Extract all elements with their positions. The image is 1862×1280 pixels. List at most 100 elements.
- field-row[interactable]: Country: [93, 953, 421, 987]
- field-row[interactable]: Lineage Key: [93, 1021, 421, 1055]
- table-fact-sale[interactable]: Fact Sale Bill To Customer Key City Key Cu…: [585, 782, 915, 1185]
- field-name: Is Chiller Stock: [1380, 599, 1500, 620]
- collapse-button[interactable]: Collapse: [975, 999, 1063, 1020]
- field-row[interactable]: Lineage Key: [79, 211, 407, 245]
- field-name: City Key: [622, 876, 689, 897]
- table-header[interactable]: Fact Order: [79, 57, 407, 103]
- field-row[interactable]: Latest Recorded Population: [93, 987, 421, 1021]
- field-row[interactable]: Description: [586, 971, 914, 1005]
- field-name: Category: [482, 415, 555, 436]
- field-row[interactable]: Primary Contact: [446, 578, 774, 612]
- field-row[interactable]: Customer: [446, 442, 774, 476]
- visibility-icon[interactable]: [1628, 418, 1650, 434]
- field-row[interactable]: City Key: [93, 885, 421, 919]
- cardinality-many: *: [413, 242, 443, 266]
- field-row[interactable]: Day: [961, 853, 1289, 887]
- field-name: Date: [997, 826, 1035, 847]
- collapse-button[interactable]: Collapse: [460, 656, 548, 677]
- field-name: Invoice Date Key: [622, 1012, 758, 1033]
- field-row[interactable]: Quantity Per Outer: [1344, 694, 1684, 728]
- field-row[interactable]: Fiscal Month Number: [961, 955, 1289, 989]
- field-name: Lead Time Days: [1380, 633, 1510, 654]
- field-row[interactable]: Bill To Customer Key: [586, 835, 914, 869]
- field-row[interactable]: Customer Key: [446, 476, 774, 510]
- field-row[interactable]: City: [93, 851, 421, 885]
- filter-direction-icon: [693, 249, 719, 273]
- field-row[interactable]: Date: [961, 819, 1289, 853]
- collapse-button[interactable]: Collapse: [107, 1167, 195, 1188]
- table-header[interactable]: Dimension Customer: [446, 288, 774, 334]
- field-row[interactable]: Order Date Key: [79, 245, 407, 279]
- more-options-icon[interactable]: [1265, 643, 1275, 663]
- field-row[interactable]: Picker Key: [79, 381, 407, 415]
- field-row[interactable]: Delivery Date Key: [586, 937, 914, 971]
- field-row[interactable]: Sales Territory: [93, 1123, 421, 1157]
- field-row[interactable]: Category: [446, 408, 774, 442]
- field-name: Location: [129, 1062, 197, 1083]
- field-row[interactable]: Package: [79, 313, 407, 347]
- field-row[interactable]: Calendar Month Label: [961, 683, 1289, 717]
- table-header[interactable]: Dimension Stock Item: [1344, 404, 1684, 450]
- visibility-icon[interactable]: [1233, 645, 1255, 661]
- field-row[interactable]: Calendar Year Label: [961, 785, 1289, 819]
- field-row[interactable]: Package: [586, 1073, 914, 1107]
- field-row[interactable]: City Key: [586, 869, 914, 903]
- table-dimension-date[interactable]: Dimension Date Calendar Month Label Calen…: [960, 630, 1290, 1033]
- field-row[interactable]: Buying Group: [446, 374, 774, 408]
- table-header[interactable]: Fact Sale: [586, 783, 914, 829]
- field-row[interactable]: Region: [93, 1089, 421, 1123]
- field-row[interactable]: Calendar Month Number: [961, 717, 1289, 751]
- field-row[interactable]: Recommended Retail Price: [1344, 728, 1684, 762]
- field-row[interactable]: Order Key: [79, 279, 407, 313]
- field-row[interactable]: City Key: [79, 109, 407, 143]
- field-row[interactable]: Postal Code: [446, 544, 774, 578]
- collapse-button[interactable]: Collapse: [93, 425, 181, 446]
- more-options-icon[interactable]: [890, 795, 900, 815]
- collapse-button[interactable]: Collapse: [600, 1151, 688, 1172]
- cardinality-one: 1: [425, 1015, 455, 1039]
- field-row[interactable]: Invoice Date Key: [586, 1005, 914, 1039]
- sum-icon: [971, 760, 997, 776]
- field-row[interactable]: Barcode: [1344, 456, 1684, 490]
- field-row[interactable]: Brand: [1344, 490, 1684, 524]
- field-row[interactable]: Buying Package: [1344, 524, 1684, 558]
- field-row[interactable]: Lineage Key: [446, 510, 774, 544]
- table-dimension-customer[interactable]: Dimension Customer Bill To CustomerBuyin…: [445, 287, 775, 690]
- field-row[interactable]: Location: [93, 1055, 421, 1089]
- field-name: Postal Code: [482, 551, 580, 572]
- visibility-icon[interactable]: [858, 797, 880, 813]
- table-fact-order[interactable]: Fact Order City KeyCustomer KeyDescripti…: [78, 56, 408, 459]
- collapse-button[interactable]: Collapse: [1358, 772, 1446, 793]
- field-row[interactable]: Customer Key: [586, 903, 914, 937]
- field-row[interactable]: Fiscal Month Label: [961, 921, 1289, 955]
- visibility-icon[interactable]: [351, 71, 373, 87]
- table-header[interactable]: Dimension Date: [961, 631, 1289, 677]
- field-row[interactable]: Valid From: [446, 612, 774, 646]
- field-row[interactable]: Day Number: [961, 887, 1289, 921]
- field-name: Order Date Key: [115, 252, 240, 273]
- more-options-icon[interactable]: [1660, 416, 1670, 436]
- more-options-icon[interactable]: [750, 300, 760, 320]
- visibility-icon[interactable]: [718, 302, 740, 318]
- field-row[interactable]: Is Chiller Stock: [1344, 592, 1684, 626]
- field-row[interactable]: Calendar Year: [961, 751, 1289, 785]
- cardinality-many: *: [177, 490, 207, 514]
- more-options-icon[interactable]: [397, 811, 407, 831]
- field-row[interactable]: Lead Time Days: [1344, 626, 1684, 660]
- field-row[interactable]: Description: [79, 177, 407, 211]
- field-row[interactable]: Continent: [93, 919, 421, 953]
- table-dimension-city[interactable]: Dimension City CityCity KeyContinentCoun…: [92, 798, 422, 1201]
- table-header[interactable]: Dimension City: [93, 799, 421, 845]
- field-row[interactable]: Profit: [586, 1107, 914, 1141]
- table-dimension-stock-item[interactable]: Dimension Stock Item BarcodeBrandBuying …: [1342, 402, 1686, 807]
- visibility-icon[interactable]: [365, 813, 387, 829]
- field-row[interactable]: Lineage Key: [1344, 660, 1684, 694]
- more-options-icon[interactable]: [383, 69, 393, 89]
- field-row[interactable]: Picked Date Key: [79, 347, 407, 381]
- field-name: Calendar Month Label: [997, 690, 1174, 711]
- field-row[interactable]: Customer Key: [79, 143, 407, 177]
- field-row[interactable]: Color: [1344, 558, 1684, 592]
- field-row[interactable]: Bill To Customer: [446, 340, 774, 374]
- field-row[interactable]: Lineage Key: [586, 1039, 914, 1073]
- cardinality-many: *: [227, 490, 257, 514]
——
What you should do:
Lay out each line of the rows above as a Markdown table with the columns No. and Line. Give one line per table row and omit blank lines.

Exercise result:
| No. | Line |
|---|---|
| 1 | Extract all elements with their positions. The image is 1862×1280 pixels. List at most 100 elements. |
| 2 | - field-row[interactable]: Country: [93, 953, 421, 987] |
| 3 | - field-row[interactable]: Lineage Key: [93, 1021, 421, 1055] |
| 4 | - table-fact-sale[interactable]: Fact Sale Bill To Customer Key City Key Cu…: [585, 782, 915, 1185] |
| 5 | - field-name: Is Chiller Stock: [1380, 599, 1500, 620] |
| 6 | - collapse-button[interactable]: Collapse: [975, 999, 1063, 1020] |
| 7 | - field-row[interactable]: Lineage Key: [79, 211, 407, 245] |
| 8 | - field-name: City Key: [622, 876, 689, 897] |
| 9 | - table-header[interactable]: Fact Order: [79, 57, 407, 103] |
| 10 | - field-row[interactable]: Latest Recorded Population: [93, 987, 421, 1021] |
| 11 | - field-row[interactable]: Description: [586, 971, 914, 1005] |
| 12 | - field-name: Category: [482, 415, 555, 436] |
| 13 | - field-row[interactable]: Primary Contact: [446, 578, 774, 612] |
| 14 | - field-row[interactable]: Customer: [446, 442, 774, 476] |
| 15 | - visibility-icon[interactable]: [1628, 418, 1650, 434] |
| 16 | - field-row[interactable]: City Key: [93, 885, 421, 919] |
| 17 | - cardinality-many: *: [413, 242, 443, 266] |
| 18 | - field-row[interactable]: Day: [961, 853, 1289, 887] |
| 19 | - field-name: Date: [997, 826, 1035, 847] |
| 20 | - collapse-button[interactable]: Collapse: [460, 656, 548, 677] |
| 21 | - field-name: Invoice Date Key: [622, 1012, 758, 1033] |
| 22 | - field-row[interactable]: Quantity Per Outer: [1344, 694, 1684, 728] |
| 23 | - field-row[interactable]: Fiscal Month Number: [961, 955, 1289, 989] |
| 24 | - field-name: Lead Time Days: [1380, 633, 1510, 654] |
| 25 | - field-row[interactable]: Bill To Customer Key: [586, 835, 914, 869] |
| 26 | - field-row[interactable]: Customer Key: [446, 476, 774, 510] |
| 27 | - field-row[interactable]: City: [93, 851, 421, 885] |
| 28 | - filter-direction-icon: [693, 249, 719, 273] |
| 29 | - field-row[interactable]: Date: [961, 819, 1289, 853] |
| 30 | - collapse-button[interactable]: Collapse: [107, 1167, 195, 1188] |
| 31 | - table-header[interactable]: Dimension Customer: [446, 288, 774, 334] |
| 32 | - field-row[interactable]: Order Date Key: [79, 245, 407, 279] |
| 33 | - more-options-icon[interactable]: [1265, 643, 1275, 663] |
| 34 | - field-row[interactable]: Picker Key: [79, 381, 407, 415] |
| 35 | - field-row[interactable]: Delivery Date Key: [586, 937, 914, 971] |
| 36 | - field-row[interactable]: Sales Territory: [93, 1123, 421, 1157] |
| 37 | - field-row[interactable]: Category: [446, 408, 774, 442] |
| 38 | - field-name: Location: [129, 1062, 197, 1083] |
| 39 | - field-row[interactable]: Package: [79, 313, 407, 347] |
| 40 | - field-row[interactable]: Calendar Month Label: [961, 683, 1289, 717] |
| 41 | - table-header[interactable]: Dimension Stock Item: [1344, 404, 1684, 450] |
| 42 | - visibility-icon[interactable]: [1233, 645, 1255, 661] |
| 43 | - field-row[interactable]: Calendar Year Label: [961, 785, 1289, 819] |
| 44 | - field-row[interactable]: Package: [586, 1073, 914, 1107] |
| 45 | - field-row[interactable]: City Key: [586, 869, 914, 903] |
| 46 | - table-dimension-date[interactable]: Dimension Date Calendar Month Label Calen…: [960, 630, 1290, 1033] |
| 47 | - field-row[interactable]: Buying Group: [446, 374, 774, 408] |
| 48 | - table-header[interactable]: Fact Sale: [586, 783, 914, 829] |
| 49 | - field-row[interactable]: Region: [93, 1089, 421, 1123] |
| 50 | - field-row[interactable]: Calendar Month Number: [961, 717, 1289, 751] |
| 51 | - field-row[interactable]: Recommended Retail Price: [1344, 728, 1684, 762] |
| 52 | - field-row[interactable]: Order Key: [79, 279, 407, 313] |
| 53 | - field-row[interactable]: City Key: [79, 109, 407, 143] |
| 54 | - field-row[interactable]: Postal Code: [446, 544, 774, 578] |
| 55 | - collapse-button[interactable]: Collapse: [93, 425, 181, 446] |
| 56 | - more-options-icon[interactable]: [890, 795, 900, 815] |
| 57 | - collapse-button[interactable]: Collapse: [600, 1151, 688, 1172] |
| 58 | - cardinality-one: 1: [425, 1015, 455, 1039] |
| 59 | - field-row[interactable]: Invoice Date Key: [586, 1005, 914, 1039] |
| 60 | - sum-icon: [971, 760, 997, 776] |
| 61 | - field-row[interactable]: Barcode: [1344, 456, 1684, 490] |
| 62 | - field-row[interactable]: Brand: [1344, 490, 1684, 524] |
| 63 | - field-row[interactable]: Buying Package: [1344, 524, 1684, 558] |
| 64 | - field-row[interactable]: Lineage Key: [446, 510, 774, 544] |
| 65 | - table-dimension-customer[interactable]: Dimension Customer Bill To CustomerBuyin…: [445, 287, 775, 690] |
| 66 | - field-row[interactable]: Location: [93, 1055, 421, 1089] |
| 67 | - field-name: Postal Code: [482, 551, 580, 572] |
| 68 | - visibility-icon[interactable]: [858, 797, 880, 813] |
| 69 | - table-fact-order[interactable]: Fact Order City KeyCustomer KeyDescripti…: [78, 56, 408, 459] |
| 70 | - collapse-button[interactable]: Collapse: [1358, 772, 1446, 793] |
| 71 | - field-row[interactable]: Customer Key: [586, 903, 914, 937] |
| 72 | - field-row[interactable]: Fiscal Month Label: [961, 921, 1289, 955] |
| 73 | - visibility-icon[interactable]: [351, 71, 373, 87] |
| 74 | - table-header[interactable]: Dimension Date: [961, 631, 1289, 677] |
| 75 | - field-row[interactable]: Valid From: [446, 612, 774, 646] |
| 76 | - field-row[interactable]: Day Number: [961, 887, 1289, 921] |
| 77 | - field-name: Order Date Key: [115, 252, 240, 273] |
| 78 | - more-options-icon[interactable]: [1660, 416, 1670, 436] |
| 79 | - more-options-icon[interactable]: [750, 300, 760, 320] |
| 80 | - visibility-icon[interactable]: [718, 302, 740, 318] |
| 81 | - field-row[interactable]: Is Chiller Stock: [1344, 592, 1684, 626] |
| 82 | - field-row[interactable]: Calendar Year: [961, 751, 1289, 785] |
| 83 | - cardinality-many: *: [177, 490, 207, 514] |
| 84 | - more-options-icon[interactable]: [397, 811, 407, 831] |
| 85 | - field-row[interactable]: Lead Time Days: [1344, 626, 1684, 660] |
| 86 | - field-row[interactable]: Description: [79, 177, 407, 211] |
| 87 | - field-row[interactable]: Continent: [93, 919, 421, 953] |
| 88 | - table-dimension-city[interactable]: Dimension City CityCity KeyContinentCoun…: [92, 798, 422, 1201] |
| 89 | - table-header[interactable]: Dimension City: [93, 799, 421, 845] |
| 90 | - field-row[interactable]: Profit: [586, 1107, 914, 1141] |
| 91 | - table-dimension-stock-item[interactable]: Dimension Stock Item BarcodeBrandBuying …: [1342, 402, 1686, 807] |
| 92 | - visibility-icon[interactable]: [365, 813, 387, 829] |
| 93 | - field-row[interactable]: Lineage Key: [1344, 660, 1684, 694] |
| 94 | - more-options-icon[interactable]: [383, 69, 393, 89] |
| 95 | - field-row[interactable]: Picked Date Key: [79, 347, 407, 381] |
| 96 | - field-name: Calendar Month Label: [997, 690, 1174, 711] |
| 97 | - field-row[interactable]: Customer Key: [79, 143, 407, 177] |
| 98 | - field-row[interactable]: Color: [1344, 558, 1684, 592] |
| 99 | - field-row[interactable]: Bill To Customer: [446, 340, 774, 374] |
| 100 | - field-row[interactable]: Lineage Key: [586, 1039, 914, 1073] |
| 101 | - cardinality-many: *: [227, 490, 257, 514] |